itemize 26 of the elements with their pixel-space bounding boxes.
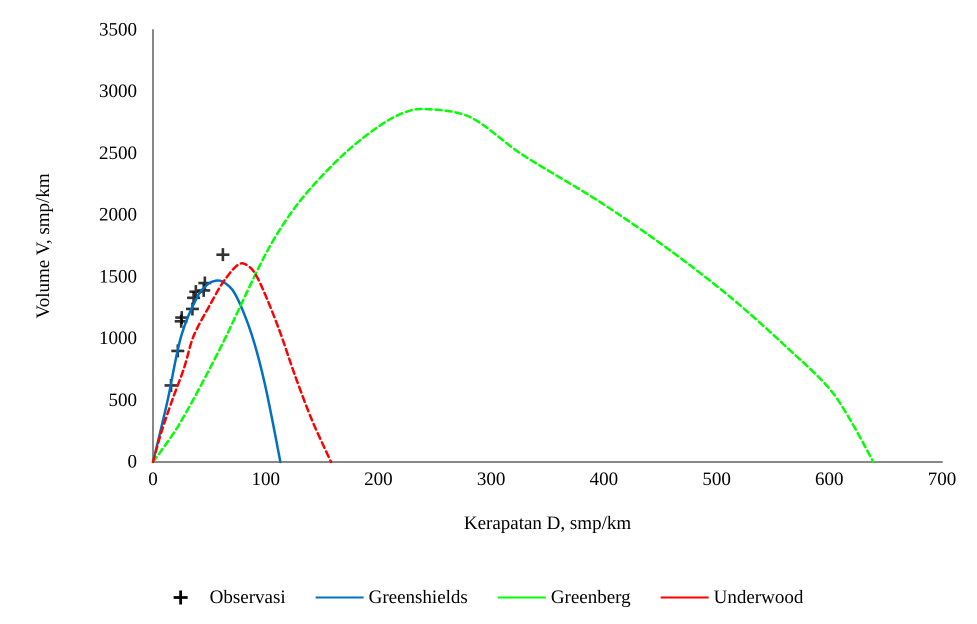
point [175, 311, 188, 324]
x-tick-label: 700 [928, 469, 956, 490]
legend-label: Underwood [714, 587, 804, 608]
y-tick-label: 2000 [99, 204, 137, 226]
point [216, 248, 230, 262]
x-tick-label: 200 [364, 469, 393, 490]
x-tick-label: 0 [148, 469, 158, 490]
x-tick-label: 600 [815, 469, 844, 490]
y-tick-label: 500 [108, 390, 137, 411]
y-axis-title: Volume V, smp/km [33, 173, 54, 319]
legend-label: Greenberg [550, 587, 632, 608]
x-tick-label: 100 [251, 469, 280, 490]
legend-label: Observasi [210, 587, 286, 608]
y-tick-label: 2500 [99, 142, 137, 164]
legend-label: Greenshields [368, 587, 468, 608]
y-tick-label: 1000 [99, 328, 137, 350]
x-tick-label: 500 [702, 469, 731, 490]
line-series [152, 108, 874, 464]
y-tick-label: 3000 [99, 81, 137, 102]
y-tick-label: 3500 [99, 20, 137, 40]
x-tick-label: 400 [590, 469, 618, 490]
x-axis-title: Kerapatan D, smp/km [464, 513, 632, 534]
x-tick-label: 300 [476, 469, 506, 490]
y-tick-label: 1500 [99, 266, 137, 288]
line-series [152, 262, 332, 464]
y-tick-label: 0 [128, 452, 137, 472]
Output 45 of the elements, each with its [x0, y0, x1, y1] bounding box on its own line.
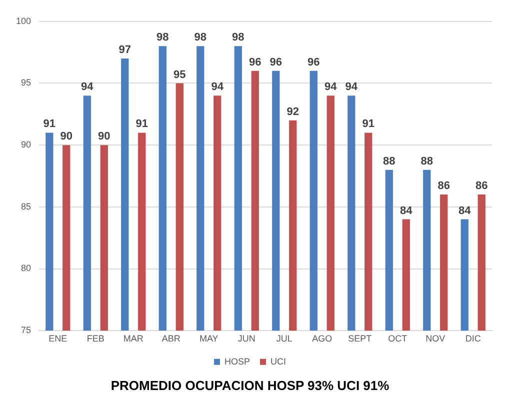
x-tick-label: FEB: [86, 333, 104, 344]
data-label: 97: [118, 44, 132, 56]
data-label: 91: [136, 118, 148, 130]
x-tick-label: JUN: [238, 333, 256, 344]
data-label: 98: [194, 32, 207, 44]
data-label: 91: [362, 118, 374, 130]
data-label: 94: [81, 81, 94, 94]
text: PROMEDIO OCUPACION HOSP 93% UCI 91%: [110, 378, 390, 393]
x-tick-label: AGO: [312, 333, 332, 344]
data-label: 90: [98, 130, 110, 143]
data-label: 95: [174, 68, 186, 81]
data-label: 94: [324, 81, 338, 94]
data-label: 96: [270, 56, 282, 68]
x-tick-label: ENE: [48, 333, 68, 344]
y-tick-label: 90: [21, 140, 32, 150]
legend-label: UCI: [270, 356, 286, 366]
x-tick-label: DIC: [465, 333, 482, 344]
y-tick-label: 75: [21, 325, 32, 336]
data-label: 94: [211, 81, 224, 94]
data-label: 91: [43, 118, 56, 130]
data-label: 88: [383, 155, 396, 168]
x-tick-label: MAY: [199, 333, 218, 344]
x-tick-label: JUL: [276, 333, 292, 344]
y-tick-label: 100: [16, 16, 32, 26]
y-tick-label: 95: [21, 78, 32, 88]
data-label: 98: [156, 32, 169, 44]
x-tick-label: ABR: [162, 333, 181, 344]
data-label: 96: [249, 56, 262, 68]
data-label: 94: [345, 81, 358, 94]
data-label: 90: [60, 130, 73, 143]
data-label: 84: [400, 204, 414, 217]
x-tick-label: NOV: [426, 333, 446, 344]
x-tick-label: SEPT: [348, 333, 372, 344]
data-label: 96: [308, 56, 320, 68]
data-label: 98: [232, 32, 244, 44]
y-tick-label: 85: [21, 201, 32, 212]
y-tick-label: 80: [21, 263, 32, 274]
legend-label: HOSP: [224, 356, 250, 366]
x-tick-label: OCT: [388, 333, 408, 344]
data-label: 86: [438, 180, 450, 192]
data-label: 92: [286, 106, 299, 118]
x-tick-label: MAR: [123, 333, 144, 344]
data-label: 88: [420, 155, 434, 168]
data-label: 86: [475, 180, 488, 192]
data-label: 84: [458, 204, 472, 217]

----

_SET PROBLEM_
Render the lines of the listing from the one containing "x-tick-label: FEB: [86, 333, 104, 344]" through the one containing "x-tick-label: ENE: [48, 333, 68, 344]", both included, as a JSON list of strings with one string per line and blank lines omitted.

_RESULT_
[
  "x-tick-label: FEB: [86, 333, 104, 344]",
  "data-label: 97: [118, 44, 132, 56]",
  "data-label: 91: [136, 118, 148, 130]",
  "x-tick-label: JUN: [238, 333, 256, 344]",
  "data-label: 98: [194, 32, 207, 44]",
  "data-label: 91: [362, 118, 374, 130]",
  "data-label: 94: [81, 81, 94, 94]",
  "text: PROMEDIO OCUPACION HOSP 93% UCI 91%: [110, 378, 390, 393]",
  "x-tick-label: AGO: [312, 333, 332, 344]",
  "data-label: 90: [98, 130, 110, 143]",
  "data-label: 95: [174, 68, 186, 81]",
  "data-label: 94: [324, 81, 338, 94]",
  "data-label: 96: [270, 56, 282, 68]",
  "x-tick-label: ENE: [48, 333, 68, 344]"
]